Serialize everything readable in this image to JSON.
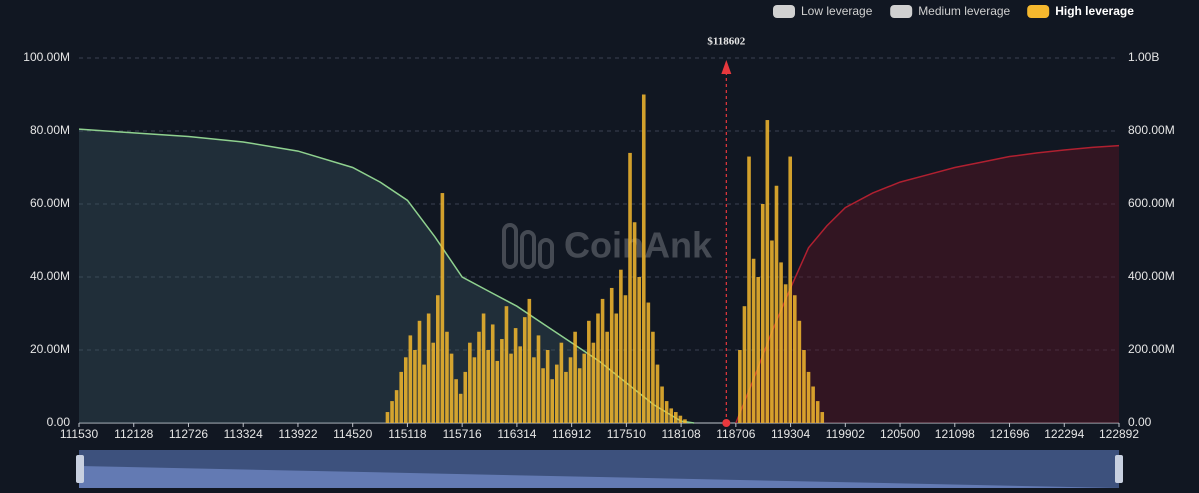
{
  "chart_data": {
    "type": "bar",
    "watermark": "CoinAnk",
    "xlim": [
      111530,
      122892
    ],
    "xticks": [
      111530,
      112128,
      112726,
      113324,
      113922,
      114520,
      115118,
      115716,
      116314,
      116912,
      117510,
      118108,
      118706,
      119304,
      119902,
      120500,
      121098,
      121696,
      122294,
      122892
    ],
    "ylim": [
      0,
      100000000
    ],
    "yticks": [
      {
        "value": 0,
        "label": "0.00"
      },
      {
        "value": 20000000,
        "label": "20.00M"
      },
      {
        "value": 40000000,
        "label": "40.00M"
      },
      {
        "value": 60000000,
        "label": "60.00M"
      },
      {
        "value": 80000000,
        "label": "80.00M"
      },
      {
        "value": 100000000,
        "label": "100.00M"
      }
    ],
    "y2lim": [
      0,
      1000000000
    ],
    "y2ticks": [
      {
        "value": 0,
        "label": "0.00"
      },
      {
        "value": 200000000,
        "label": "200.00M"
      },
      {
        "value": 400000000,
        "label": "400.00M"
      },
      {
        "value": 600000000,
        "label": "600.00M"
      },
      {
        "value": 800000000,
        "label": "800.00M"
      },
      {
        "value": 1000000000,
        "label": "1.00B"
      }
    ],
    "grid": true,
    "legend": "top-right",
    "annotation": {
      "text": "$118602",
      "x": 118602,
      "color": "#e8383d"
    },
    "series": [
      {
        "name": "Low leverage",
        "color": "#d0d0d0",
        "visible": false
      },
      {
        "name": "Medium leverage",
        "color": "#d0d0d0",
        "visible": false
      },
      {
        "name": "High leverage",
        "color": "#f5b82e",
        "visible": true,
        "x": [
          114900,
          114950,
          115000,
          115050,
          115100,
          115150,
          115200,
          115250,
          115300,
          115350,
          115400,
          115450,
          115500,
          115550,
          115600,
          115650,
          115700,
          115750,
          115800,
          115850,
          115900,
          115950,
          116000,
          116050,
          116100,
          116150,
          116200,
          116250,
          116300,
          116350,
          116400,
          116450,
          116500,
          116550,
          116600,
          116650,
          116700,
          116750,
          116800,
          116850,
          116900,
          116950,
          117000,
          117050,
          117100,
          117150,
          117200,
          117250,
          117300,
          117350,
          117400,
          117450,
          117500,
          117550,
          117600,
          117650,
          117700,
          117750,
          117800,
          117850,
          117900,
          117950,
          118000,
          118050,
          118100,
          118150,
          118750,
          118800,
          118850,
          118900,
          118950,
          119000,
          119050,
          119100,
          119150,
          119200,
          119250,
          119300,
          119350,
          119400,
          119450,
          119500,
          119550,
          119600,
          119650
        ],
        "values": [
          3000000,
          6000000,
          9000000,
          14000000,
          18000000,
          24000000,
          20000000,
          28000000,
          16000000,
          30000000,
          22000000,
          35000000,
          63000000,
          25000000,
          19000000,
          12000000,
          8000000,
          14000000,
          22000000,
          18000000,
          25000000,
          30000000,
          20000000,
          27000000,
          17000000,
          23000000,
          32000000,
          19000000,
          26000000,
          21000000,
          29000000,
          34000000,
          18000000,
          24000000,
          15000000,
          20000000,
          12000000,
          16000000,
          22000000,
          14000000,
          18000000,
          25000000,
          15000000,
          19000000,
          28000000,
          22000000,
          30000000,
          34000000,
          25000000,
          37000000,
          30000000,
          42000000,
          35000000,
          74000000,
          55000000,
          40000000,
          90000000,
          33000000,
          25000000,
          16000000,
          10000000,
          6000000,
          4000000,
          3000000,
          2000000,
          1000000,
          20000000,
          32000000,
          73000000,
          45000000,
          40000000,
          60000000,
          83000000,
          50000000,
          65000000,
          44000000,
          38000000,
          73000000,
          35000000,
          28000000,
          20000000,
          14000000,
          10000000,
          6000000,
          3000000
        ]
      }
    ],
    "lines": [
      {
        "color": "#8fd18f",
        "fill": "rgba(60,90,100,0.35)",
        "axis": "y2",
        "x": [
          111530,
          112128,
          112726,
          113324,
          113922,
          114520,
          114820,
          115118,
          115418,
          115716,
          116014,
          116314,
          116612,
          116912,
          117210,
          117510,
          117810,
          118108,
          118250
        ],
        "values": [
          805000000,
          795000000,
          785000000,
          770000000,
          745000000,
          700000000,
          660000000,
          610000000,
          510000000,
          400000000,
          360000000,
          320000000,
          270000000,
          220000000,
          170000000,
          110000000,
          50000000,
          5000000,
          0
        ]
      },
      {
        "color": "#b02030",
        "fill": "rgba(90,20,35,0.45)",
        "axis": "y2",
        "x": [
          118706,
          118900,
          119100,
          119304,
          119500,
          119700,
          119902,
          120200,
          120500,
          120800,
          121098,
          121400,
          121696,
          122000,
          122294,
          122600,
          122892
        ],
        "values": [
          0,
          120000000,
          250000000,
          370000000,
          480000000,
          540000000,
          590000000,
          630000000,
          660000000,
          680000000,
          700000000,
          715000000,
          730000000,
          740000000,
          748000000,
          755000000,
          760000000
        ]
      }
    ]
  }
}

○ ○ ○ ○ ○ ○ ○

Excluding the pictures, reproduce every entry exactly as given.

Serialize everything readable in this image to JSON.
{
  "chart_data": {
    "type": "bar",
    "watermark": "CoinAnk",
    "xlim": [
      111530,
      122892
    ],
    "xticks": [
      111530,
      112128,
      112726,
      113324,
      113922,
      114520,
      115118,
      115716,
      116314,
      116912,
      117510,
      118108,
      118706,
      119304,
      119902,
      120500,
      121098,
      121696,
      122294,
      122892
    ],
    "ylim": [
      0,
      100000000
    ],
    "yticks": [
      {
        "value": 0,
        "label": "0.00"
      },
      {
        "value": 20000000,
        "label": "20.00M"
      },
      {
        "value": 40000000,
        "label": "40.00M"
      },
      {
        "value": 60000000,
        "label": "60.00M"
      },
      {
        "value": 80000000,
        "label": "80.00M"
      },
      {
        "value": 100000000,
        "label": "100.00M"
      }
    ],
    "y2lim": [
      0,
      1000000000
    ],
    "y2ticks": [
      {
        "value": 0,
        "label": "0.00"
      },
      {
        "value": 200000000,
        "label": "200.00M"
      },
      {
        "value": 400000000,
        "label": "400.00M"
      },
      {
        "value": 600000000,
        "label": "600.00M"
      },
      {
        "value": 800000000,
        "label": "800.00M"
      },
      {
        "value": 1000000000,
        "label": "1.00B"
      }
    ],
    "grid": true,
    "legend": "top-right",
    "annotation": {
      "text": "$118602",
      "x": 118602,
      "color": "#e8383d"
    },
    "series": [
      {
        "name": "Low leverage",
        "color": "#d0d0d0",
        "visible": false
      },
      {
        "name": "Medium leverage",
        "color": "#d0d0d0",
        "visible": false
      },
      {
        "name": "High leverage",
        "color": "#f5b82e",
        "visible": true,
        "x": [
          114900,
          114950,
          115000,
          115050,
          115100,
          115150,
          115200,
          115250,
          115300,
          115350,
          115400,
          115450,
          115500,
          115550,
          115600,
          115650,
          115700,
          115750,
          115800,
          115850,
          115900,
          115950,
          116000,
          116050,
          116100,
          116150,
          116200,
          116250,
          116300,
          116350,
          116400,
          116450,
          116500,
          116550,
          116600,
          116650,
          116700,
          116750,
          116800,
          116850,
          116900,
          116950,
          117000,
          117050,
          117100,
          117150,
          117200,
          117250,
          117300,
          117350,
          117400,
          117450,
          117500,
          117550,
          117600,
          117650,
          117700,
          117750,
          117800,
          117850,
          117900,
          117950,
          118000,
          118050,
          118100,
          118150,
          118750,
          118800,
          118850,
          118900,
          118950,
          119000,
          119050,
          119100,
          119150,
          119200,
          119250,
          119300,
          119350,
          119400,
          119450,
          119500,
          119550,
          119600,
          119650
        ],
        "values": [
          3000000,
          6000000,
          9000000,
          14000000,
          18000000,
          24000000,
          20000000,
          28000000,
          16000000,
          30000000,
          22000000,
          35000000,
          63000000,
          25000000,
          19000000,
          12000000,
          8000000,
          14000000,
          22000000,
          18000000,
          25000000,
          30000000,
          20000000,
          27000000,
          17000000,
          23000000,
          32000000,
          19000000,
          26000000,
          21000000,
          29000000,
          34000000,
          18000000,
          24000000,
          15000000,
          20000000,
          12000000,
          16000000,
          22000000,
          14000000,
          18000000,
          25000000,
          15000000,
          19000000,
          28000000,
          22000000,
          30000000,
          34000000,
          25000000,
          37000000,
          30000000,
          42000000,
          35000000,
          74000000,
          55000000,
          40000000,
          90000000,
          33000000,
          25000000,
          16000000,
          10000000,
          6000000,
          4000000,
          3000000,
          2000000,
          1000000,
          20000000,
          32000000,
          73000000,
          45000000,
          40000000,
          60000000,
          83000000,
          50000000,
          65000000,
          44000000,
          38000000,
          73000000,
          35000000,
          28000000,
          20000000,
          14000000,
          10000000,
          6000000,
          3000000
        ]
      }
    ],
    "lines": [
      {
        "color": "#8fd18f",
        "fill": "rgba(60,90,100,0.35)",
        "axis": "y2",
        "x": [
          111530,
          112128,
          112726,
          113324,
          113922,
          114520,
          114820,
          115118,
          115418,
          115716,
          116014,
          116314,
          116612,
          116912,
          117210,
          117510,
          117810,
          118108,
          118250
        ],
        "values": [
          805000000,
          795000000,
          785000000,
          770000000,
          745000000,
          700000000,
          660000000,
          610000000,
          510000000,
          400000000,
          360000000,
          320000000,
          270000000,
          220000000,
          170000000,
          110000000,
          50000000,
          5000000,
          0
        ]
      },
      {
        "color": "#b02030",
        "fill": "rgba(90,20,35,0.45)",
        "axis": "y2",
        "x": [
          118706,
          118900,
          119100,
          119304,
          119500,
          119700,
          119902,
          120200,
          120500,
          120800,
          121098,
          121400,
          121696,
          122000,
          122294,
          122600,
          122892
        ],
        "values": [
          0,
          120000000,
          250000000,
          370000000,
          480000000,
          540000000,
          590000000,
          630000000,
          660000000,
          680000000,
          700000000,
          715000000,
          730000000,
          740000000,
          748000000,
          755000000,
          760000000
        ]
      }
    ]
  }
}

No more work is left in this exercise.